Saved entries:
— START —
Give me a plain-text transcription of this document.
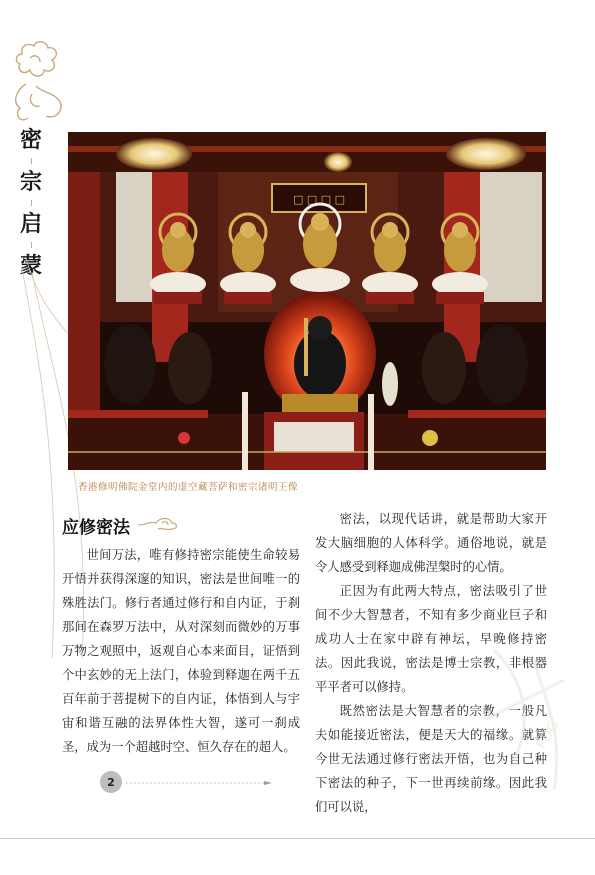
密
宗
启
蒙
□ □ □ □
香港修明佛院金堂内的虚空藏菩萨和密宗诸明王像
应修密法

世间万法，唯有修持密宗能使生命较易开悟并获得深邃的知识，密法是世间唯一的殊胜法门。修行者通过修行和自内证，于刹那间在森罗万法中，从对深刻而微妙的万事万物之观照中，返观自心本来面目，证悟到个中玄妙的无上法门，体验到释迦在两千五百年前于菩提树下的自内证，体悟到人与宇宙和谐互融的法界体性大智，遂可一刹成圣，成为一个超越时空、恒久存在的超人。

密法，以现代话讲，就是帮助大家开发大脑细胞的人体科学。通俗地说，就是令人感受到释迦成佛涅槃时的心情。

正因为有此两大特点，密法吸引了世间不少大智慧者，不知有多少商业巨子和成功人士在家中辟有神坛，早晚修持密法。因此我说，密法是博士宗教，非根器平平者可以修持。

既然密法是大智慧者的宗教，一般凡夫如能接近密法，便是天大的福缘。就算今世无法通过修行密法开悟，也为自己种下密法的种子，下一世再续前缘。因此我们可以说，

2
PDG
— END —
=== What to produce ===
Strip out the pictures and quote the remaining data word for word.

=== Expected answer ===
Give me a plain-text transcription of this document.
密
宗
启
蒙
□ □ □ □
香港修明佛院金堂内的虚空藏菩萨和密宗诸明王像
应修密法

世间万法，唯有修持密宗能使生命较易开悟并获得深邃的知识，密法是世间唯一的殊胜法门。修行者通过修行和自内证，于刹那间在森罗万法中，从对深刻而微妙的万事万物之观照中，返观自心本来面目，证悟到个中玄妙的无上法门，体验到释迦在两千五百年前于菩提树下的自内证，体悟到人与宇宙和谐互融的法界体性大智，遂可一刹成圣，成为一个超越时空、恒久存在的超人。

密法，以现代话讲，就是帮助大家开发大脑细胞的人体科学。通俗地说，就是令人感受到释迦成佛涅槃时的心情。

正因为有此两大特点，密法吸引了世间不少大智慧者，不知有多少商业巨子和成功人士在家中辟有神坛，早晚修持密法。因此我说，密法是博士宗教，非根器平平者可以修持。

既然密法是大智慧者的宗教，一般凡夫如能接近密法，便是天大的福缘。就算今世无法通过修行密法开悟，也为自己种下密法的种子，下一世再续前缘。因此我们可以说，

2
PDG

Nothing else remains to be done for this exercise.